Dataset rows of page text:
-=-=-

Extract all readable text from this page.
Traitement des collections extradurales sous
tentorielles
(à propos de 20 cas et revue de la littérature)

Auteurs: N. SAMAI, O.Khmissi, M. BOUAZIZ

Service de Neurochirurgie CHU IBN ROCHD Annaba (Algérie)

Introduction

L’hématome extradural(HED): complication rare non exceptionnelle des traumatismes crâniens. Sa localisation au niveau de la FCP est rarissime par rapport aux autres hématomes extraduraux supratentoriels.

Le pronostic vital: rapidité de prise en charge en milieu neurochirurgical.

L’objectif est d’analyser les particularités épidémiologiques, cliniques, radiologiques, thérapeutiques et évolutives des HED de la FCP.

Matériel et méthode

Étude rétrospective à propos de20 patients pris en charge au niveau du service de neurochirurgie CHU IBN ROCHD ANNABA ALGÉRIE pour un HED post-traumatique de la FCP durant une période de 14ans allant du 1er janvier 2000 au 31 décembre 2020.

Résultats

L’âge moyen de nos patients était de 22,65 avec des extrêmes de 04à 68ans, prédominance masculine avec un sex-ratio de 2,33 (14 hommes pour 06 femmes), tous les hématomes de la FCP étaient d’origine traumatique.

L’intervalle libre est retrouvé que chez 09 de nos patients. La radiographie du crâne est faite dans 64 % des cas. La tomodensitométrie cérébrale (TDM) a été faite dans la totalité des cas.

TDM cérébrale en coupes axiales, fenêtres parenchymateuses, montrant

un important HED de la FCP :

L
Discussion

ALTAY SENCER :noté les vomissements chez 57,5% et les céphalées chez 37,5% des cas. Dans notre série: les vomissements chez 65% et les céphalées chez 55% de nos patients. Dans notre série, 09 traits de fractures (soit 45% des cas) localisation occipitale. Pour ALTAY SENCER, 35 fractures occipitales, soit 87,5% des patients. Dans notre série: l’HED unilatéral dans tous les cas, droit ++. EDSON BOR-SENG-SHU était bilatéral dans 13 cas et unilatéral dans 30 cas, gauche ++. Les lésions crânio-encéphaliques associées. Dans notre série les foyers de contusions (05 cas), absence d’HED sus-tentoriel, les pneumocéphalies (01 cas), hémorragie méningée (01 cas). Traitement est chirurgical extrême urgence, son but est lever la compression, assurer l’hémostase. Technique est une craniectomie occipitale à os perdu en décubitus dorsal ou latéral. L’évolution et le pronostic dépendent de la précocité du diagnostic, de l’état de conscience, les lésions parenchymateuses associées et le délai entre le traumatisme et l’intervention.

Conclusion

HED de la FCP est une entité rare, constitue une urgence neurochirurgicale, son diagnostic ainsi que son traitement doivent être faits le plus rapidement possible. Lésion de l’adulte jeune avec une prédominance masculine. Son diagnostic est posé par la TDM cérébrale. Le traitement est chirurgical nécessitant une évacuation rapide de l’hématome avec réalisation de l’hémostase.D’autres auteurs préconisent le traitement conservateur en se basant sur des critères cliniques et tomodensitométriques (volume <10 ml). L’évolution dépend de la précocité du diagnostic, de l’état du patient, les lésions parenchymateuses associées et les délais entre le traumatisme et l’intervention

-=-=-

— ABOUT THIS TASK —
Repeat every entry exactly, please.

— RESULT OF THIS TASK —
Extract all readable text from this page.
Traitement des collections extradurales sous
tentorielles
(à propos de 20 cas et revue de la littérature)

Auteurs: N. SAMAI, O.Khmissi, M. BOUAZIZ

Service de Neurochirurgie CHU IBN ROCHD Annaba (Algérie)

Introduction

L’hématome extradural(HED): complication rare non exceptionnelle des traumatismes crâniens. Sa localisation au niveau de la FCP est rarissime par rapport aux autres hématomes extraduraux supratentoriels.

Le pronostic vital: rapidité de prise en charge en milieu neurochirurgical.

L’objectif est d’analyser les particularités épidémiologiques, cliniques, radiologiques, thérapeutiques et évolutives des HED de la FCP.

Matériel et méthode

Étude rétrospective à propos de20 patients pris en charge au niveau du service de neurochirurgie CHU IBN ROCHD ANNABA ALGÉRIE pour un HED post-traumatique de la FCP durant une période de 14ans allant du 1er janvier 2000 au 31 décembre 2020.

Résultats

L’âge moyen de nos patients était de 22,65 avec des extrêmes de 04à 68ans, prédominance masculine avec un sex-ratio de 2,33 (14 hommes pour 06 femmes), tous les hématomes de la FCP étaient d’origine traumatique.

L’intervalle libre est retrouvé que chez 09 de nos patients. La radiographie du crâne est faite dans 64 % des cas. La tomodensitométrie cérébrale (TDM) a été faite dans la totalité des cas.

TDM cérébrale en coupes axiales, fenêtres parenchymateuses, montrant

un important HED de la FCP :

L
Discussion

ALTAY SENCER :noté les vomissements chez 57,5% et les céphalées chez 37,5% des cas. Dans notre série: les vomissements chez 65% et les céphalées chez 55% de nos patients. Dans notre série, 09 traits de fractures (soit 45% des cas) localisation occipitale. Pour ALTAY SENCER, 35 fractures occipitales, soit 87,5% des patients. Dans notre série: l’HED unilatéral dans tous les cas, droit ++. EDSON BOR-SENG-SHU était bilatéral dans 13 cas et unilatéral dans 30 cas, gauche ++. Les lésions crânio-encéphaliques associées. Dans notre série les foyers de contusions (05 cas), absence d’HED sus-tentoriel, les pneumocéphalies (01 cas), hémorragie méningée (01 cas). Traitement est chirurgical extrême urgence, son but est lever la compression, assurer l’hémostase. Technique est une craniectomie occipitale à os perdu en décubitus dorsal ou latéral. L’évolution et le pronostic dépendent de la précocité du diagnostic, de l’état de conscience, les lésions parenchymateuses associées et le délai entre le traumatisme et l’intervention.

Conclusion

HED de la FCP est une entité rare, constitue une urgence neurochirurgicale, son diagnostic ainsi que son traitement doivent être faits le plus rapidement possible. Lésion de l’adulte jeune avec une prédominance masculine. Son diagnostic est posé par la TDM cérébrale. Le traitement est chirurgical nécessitant une évacuation rapide de l’hématome avec réalisation de l’hémostase.D’autres auteurs préconisent le traitement conservateur en se basant sur des critères cliniques et tomodensitométriques (volume <10 ml). L’évolution dépend de la précocité du diagnostic, de l’état du patient, les lésions parenchymateuses associées et les délais entre le traumatisme et l’intervention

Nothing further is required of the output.